Copy out each line that has "admin" in it.
══ Data listing ══
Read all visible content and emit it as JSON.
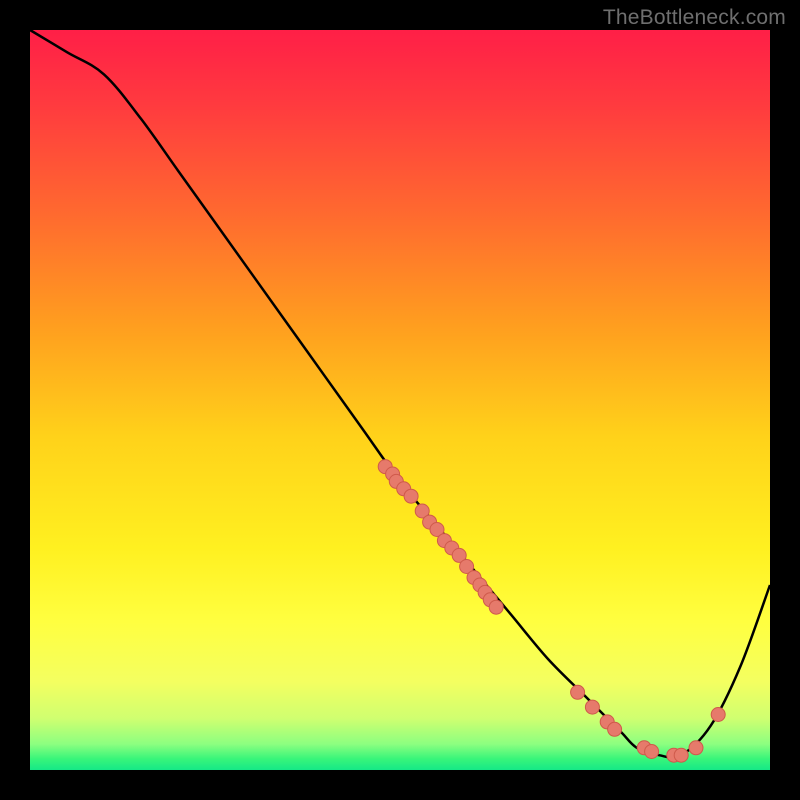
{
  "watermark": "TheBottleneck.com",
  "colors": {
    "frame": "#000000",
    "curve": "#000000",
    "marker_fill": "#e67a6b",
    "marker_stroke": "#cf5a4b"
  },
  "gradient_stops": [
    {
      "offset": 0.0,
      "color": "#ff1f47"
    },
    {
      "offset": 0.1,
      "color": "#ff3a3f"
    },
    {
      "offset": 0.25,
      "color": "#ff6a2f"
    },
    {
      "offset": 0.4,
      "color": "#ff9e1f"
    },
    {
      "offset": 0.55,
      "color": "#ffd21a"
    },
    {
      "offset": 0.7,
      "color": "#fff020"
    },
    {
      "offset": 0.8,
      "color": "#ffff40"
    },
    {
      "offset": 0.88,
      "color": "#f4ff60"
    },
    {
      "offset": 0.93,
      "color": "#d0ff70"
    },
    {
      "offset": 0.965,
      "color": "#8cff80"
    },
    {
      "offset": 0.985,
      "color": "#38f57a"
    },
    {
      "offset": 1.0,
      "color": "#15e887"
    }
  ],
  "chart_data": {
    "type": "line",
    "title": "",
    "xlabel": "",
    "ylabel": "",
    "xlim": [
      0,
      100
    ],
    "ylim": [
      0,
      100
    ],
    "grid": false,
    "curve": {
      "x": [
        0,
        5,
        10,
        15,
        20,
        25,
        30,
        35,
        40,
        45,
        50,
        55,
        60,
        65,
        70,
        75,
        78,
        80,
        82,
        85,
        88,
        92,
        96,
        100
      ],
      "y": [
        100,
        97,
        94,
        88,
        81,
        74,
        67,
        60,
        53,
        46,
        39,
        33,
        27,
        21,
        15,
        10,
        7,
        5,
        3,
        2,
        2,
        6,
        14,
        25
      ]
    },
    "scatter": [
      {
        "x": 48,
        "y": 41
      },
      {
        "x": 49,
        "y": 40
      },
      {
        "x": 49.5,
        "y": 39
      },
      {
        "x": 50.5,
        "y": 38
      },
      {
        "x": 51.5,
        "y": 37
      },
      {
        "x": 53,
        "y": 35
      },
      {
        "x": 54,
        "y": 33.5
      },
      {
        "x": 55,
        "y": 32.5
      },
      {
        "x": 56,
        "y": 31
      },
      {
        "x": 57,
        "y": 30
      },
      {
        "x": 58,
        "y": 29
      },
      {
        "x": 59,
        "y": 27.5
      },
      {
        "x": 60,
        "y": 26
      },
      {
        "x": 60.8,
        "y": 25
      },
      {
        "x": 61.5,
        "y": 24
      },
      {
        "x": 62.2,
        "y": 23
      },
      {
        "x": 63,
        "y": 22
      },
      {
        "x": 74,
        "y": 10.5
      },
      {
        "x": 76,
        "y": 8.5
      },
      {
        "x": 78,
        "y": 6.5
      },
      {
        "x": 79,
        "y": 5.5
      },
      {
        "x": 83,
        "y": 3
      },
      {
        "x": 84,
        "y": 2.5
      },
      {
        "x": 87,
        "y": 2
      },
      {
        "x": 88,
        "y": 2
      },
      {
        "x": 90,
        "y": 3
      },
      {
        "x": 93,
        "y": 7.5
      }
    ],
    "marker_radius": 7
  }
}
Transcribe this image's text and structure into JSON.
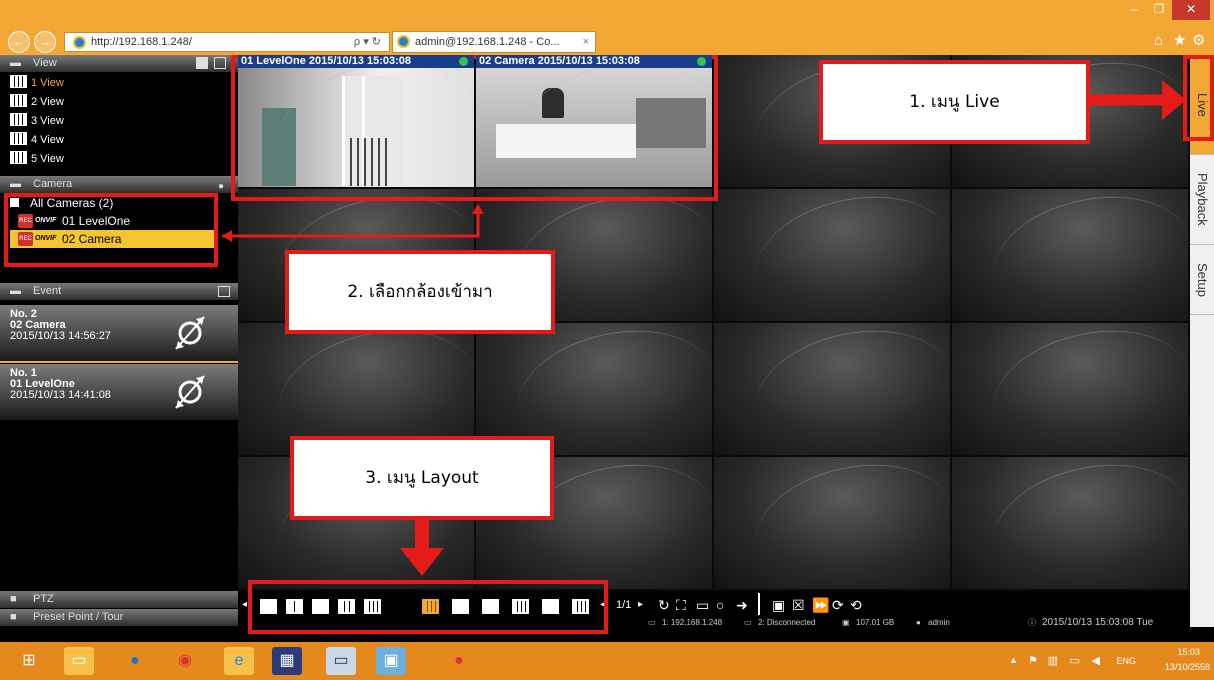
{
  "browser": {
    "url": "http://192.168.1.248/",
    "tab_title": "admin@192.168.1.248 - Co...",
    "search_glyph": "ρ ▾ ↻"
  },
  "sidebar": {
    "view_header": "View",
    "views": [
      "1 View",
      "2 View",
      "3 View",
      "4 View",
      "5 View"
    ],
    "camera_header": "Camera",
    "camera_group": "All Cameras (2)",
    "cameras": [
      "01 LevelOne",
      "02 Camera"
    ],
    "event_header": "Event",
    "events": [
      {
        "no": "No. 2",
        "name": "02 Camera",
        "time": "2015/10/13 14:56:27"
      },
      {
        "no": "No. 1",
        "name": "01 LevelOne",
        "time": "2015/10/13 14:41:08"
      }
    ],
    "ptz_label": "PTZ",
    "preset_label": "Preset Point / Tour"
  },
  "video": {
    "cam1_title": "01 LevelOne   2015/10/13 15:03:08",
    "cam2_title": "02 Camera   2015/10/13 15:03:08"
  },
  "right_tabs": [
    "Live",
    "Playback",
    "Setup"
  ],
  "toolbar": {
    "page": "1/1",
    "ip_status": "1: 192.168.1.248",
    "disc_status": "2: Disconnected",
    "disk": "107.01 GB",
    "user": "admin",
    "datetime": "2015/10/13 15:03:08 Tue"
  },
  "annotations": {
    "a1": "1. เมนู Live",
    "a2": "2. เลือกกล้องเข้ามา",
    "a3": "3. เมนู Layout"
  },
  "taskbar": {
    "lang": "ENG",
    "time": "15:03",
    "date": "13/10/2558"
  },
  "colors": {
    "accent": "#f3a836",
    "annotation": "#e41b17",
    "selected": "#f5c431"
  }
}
═══
▶ Result for this task
    "tab_title": "admin@192.168.1.248 - Co...",
    "user": "admin",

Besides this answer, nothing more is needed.